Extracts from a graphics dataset
_ _ _ _

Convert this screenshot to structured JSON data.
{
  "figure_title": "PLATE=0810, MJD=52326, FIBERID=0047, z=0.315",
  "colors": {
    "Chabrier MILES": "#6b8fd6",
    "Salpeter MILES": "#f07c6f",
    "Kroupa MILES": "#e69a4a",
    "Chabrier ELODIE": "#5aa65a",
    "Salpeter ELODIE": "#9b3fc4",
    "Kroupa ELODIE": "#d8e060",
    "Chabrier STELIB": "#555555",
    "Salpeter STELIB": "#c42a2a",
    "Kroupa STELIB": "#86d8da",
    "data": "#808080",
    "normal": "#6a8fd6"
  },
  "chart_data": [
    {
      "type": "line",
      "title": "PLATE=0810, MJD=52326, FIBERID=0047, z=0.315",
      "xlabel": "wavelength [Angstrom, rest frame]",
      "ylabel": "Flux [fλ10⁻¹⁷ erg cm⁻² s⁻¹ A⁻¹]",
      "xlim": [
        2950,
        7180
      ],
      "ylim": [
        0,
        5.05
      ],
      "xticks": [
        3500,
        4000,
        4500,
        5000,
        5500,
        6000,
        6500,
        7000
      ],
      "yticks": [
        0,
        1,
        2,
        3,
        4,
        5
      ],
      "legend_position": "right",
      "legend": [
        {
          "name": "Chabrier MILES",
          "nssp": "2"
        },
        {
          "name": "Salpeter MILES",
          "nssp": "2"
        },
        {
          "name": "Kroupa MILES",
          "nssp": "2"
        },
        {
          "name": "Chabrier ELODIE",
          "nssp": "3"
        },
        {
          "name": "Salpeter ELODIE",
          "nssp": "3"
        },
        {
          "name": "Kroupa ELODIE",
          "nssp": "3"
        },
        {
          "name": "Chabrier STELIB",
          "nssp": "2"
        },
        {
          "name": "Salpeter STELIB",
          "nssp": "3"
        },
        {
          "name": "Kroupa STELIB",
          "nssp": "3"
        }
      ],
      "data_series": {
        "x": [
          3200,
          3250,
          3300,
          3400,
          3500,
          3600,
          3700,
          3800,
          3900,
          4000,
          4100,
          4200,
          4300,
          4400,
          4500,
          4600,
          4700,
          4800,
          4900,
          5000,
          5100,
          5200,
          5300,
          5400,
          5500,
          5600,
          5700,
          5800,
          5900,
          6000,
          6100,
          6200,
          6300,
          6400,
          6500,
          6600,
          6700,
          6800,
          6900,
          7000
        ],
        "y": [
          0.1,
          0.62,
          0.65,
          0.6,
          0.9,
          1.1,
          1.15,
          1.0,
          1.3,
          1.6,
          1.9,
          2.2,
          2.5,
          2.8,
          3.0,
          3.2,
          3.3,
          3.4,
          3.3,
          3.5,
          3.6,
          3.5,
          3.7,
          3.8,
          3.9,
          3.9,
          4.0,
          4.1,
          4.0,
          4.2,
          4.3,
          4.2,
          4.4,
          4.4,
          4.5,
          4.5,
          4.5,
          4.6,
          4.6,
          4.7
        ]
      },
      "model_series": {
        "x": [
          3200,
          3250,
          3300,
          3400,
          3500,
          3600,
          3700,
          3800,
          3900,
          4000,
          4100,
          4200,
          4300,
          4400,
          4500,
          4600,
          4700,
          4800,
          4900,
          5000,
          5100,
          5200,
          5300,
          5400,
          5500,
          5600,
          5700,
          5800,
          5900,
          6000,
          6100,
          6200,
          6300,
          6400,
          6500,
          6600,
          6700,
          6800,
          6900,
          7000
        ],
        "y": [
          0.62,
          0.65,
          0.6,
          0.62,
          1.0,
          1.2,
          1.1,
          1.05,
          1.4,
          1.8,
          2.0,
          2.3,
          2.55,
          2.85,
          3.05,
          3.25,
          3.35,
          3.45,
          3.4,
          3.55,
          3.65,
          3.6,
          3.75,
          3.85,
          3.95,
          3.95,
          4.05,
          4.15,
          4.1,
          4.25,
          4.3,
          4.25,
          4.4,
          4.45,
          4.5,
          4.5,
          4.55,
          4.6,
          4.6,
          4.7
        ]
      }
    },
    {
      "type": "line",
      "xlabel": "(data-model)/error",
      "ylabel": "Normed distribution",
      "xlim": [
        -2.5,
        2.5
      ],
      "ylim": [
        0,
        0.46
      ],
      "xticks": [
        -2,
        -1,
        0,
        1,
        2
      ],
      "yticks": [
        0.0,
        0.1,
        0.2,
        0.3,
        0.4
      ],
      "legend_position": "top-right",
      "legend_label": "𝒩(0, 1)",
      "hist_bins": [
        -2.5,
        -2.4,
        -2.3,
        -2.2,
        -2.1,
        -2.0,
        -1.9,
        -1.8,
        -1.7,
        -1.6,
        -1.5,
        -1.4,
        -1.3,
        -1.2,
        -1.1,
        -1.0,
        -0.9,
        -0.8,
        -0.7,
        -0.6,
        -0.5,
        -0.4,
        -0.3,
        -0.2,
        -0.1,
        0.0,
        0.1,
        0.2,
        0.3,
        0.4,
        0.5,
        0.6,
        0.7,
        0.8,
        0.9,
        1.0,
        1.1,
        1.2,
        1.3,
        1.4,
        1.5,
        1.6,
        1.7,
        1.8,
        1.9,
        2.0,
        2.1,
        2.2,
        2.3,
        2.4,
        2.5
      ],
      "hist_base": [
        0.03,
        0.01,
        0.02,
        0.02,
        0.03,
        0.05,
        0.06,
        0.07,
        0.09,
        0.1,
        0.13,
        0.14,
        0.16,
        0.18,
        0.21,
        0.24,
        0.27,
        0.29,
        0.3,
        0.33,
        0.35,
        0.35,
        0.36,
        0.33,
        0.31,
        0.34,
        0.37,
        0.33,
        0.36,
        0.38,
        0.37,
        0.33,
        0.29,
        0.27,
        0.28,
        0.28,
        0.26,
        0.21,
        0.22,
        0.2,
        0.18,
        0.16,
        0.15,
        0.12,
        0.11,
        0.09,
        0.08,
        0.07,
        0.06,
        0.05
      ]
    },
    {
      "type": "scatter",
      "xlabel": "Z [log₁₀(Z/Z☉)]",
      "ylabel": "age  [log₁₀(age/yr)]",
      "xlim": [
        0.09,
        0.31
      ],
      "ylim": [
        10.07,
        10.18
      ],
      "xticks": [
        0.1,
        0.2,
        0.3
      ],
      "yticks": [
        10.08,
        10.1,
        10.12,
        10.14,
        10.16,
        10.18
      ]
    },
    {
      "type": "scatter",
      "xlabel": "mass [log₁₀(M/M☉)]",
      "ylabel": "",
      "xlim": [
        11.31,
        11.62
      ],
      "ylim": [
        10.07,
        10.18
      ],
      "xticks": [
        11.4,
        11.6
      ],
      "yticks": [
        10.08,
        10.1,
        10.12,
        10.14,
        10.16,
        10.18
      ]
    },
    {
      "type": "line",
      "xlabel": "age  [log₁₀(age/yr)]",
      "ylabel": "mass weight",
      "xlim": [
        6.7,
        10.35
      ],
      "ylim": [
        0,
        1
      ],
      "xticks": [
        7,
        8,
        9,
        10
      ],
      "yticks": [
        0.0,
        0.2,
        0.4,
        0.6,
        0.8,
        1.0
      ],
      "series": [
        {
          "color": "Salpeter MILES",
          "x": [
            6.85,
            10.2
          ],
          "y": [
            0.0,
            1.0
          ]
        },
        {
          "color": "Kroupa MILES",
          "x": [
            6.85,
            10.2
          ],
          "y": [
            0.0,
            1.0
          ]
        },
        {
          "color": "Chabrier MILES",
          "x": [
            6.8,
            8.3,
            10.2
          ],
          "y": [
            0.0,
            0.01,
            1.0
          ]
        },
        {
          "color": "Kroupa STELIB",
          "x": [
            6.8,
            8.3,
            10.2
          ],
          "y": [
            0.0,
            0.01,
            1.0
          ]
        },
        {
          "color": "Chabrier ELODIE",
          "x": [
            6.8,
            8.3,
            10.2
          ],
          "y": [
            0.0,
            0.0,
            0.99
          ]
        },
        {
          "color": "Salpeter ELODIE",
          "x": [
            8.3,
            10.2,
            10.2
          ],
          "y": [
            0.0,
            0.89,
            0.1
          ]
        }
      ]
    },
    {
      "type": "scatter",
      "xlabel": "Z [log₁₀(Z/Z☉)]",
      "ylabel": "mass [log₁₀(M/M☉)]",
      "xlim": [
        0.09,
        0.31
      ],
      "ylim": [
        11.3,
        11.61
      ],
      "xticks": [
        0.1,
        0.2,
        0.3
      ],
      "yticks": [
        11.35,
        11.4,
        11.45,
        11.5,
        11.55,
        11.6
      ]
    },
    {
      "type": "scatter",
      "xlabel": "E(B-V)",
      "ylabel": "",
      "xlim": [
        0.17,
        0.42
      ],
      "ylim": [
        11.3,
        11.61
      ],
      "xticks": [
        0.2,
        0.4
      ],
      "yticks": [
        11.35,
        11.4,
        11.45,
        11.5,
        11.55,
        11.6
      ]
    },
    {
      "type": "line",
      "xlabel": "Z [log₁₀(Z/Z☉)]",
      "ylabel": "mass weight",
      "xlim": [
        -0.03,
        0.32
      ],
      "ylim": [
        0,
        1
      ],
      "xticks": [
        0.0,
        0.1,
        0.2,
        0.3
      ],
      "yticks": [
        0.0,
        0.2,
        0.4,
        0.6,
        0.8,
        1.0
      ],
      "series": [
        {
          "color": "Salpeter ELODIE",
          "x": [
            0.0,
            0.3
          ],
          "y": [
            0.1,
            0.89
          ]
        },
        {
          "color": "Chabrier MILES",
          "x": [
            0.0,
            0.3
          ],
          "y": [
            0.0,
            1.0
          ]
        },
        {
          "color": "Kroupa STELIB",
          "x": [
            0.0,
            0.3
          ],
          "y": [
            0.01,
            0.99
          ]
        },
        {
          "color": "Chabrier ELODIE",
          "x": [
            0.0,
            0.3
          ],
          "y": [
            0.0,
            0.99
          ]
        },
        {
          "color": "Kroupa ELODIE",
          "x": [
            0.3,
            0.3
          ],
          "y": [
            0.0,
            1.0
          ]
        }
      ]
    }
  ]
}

_ _ _ _

Exercise directions: Say the number of lines in the records above that include the string "Salpeter", and no more.

Answer below: 9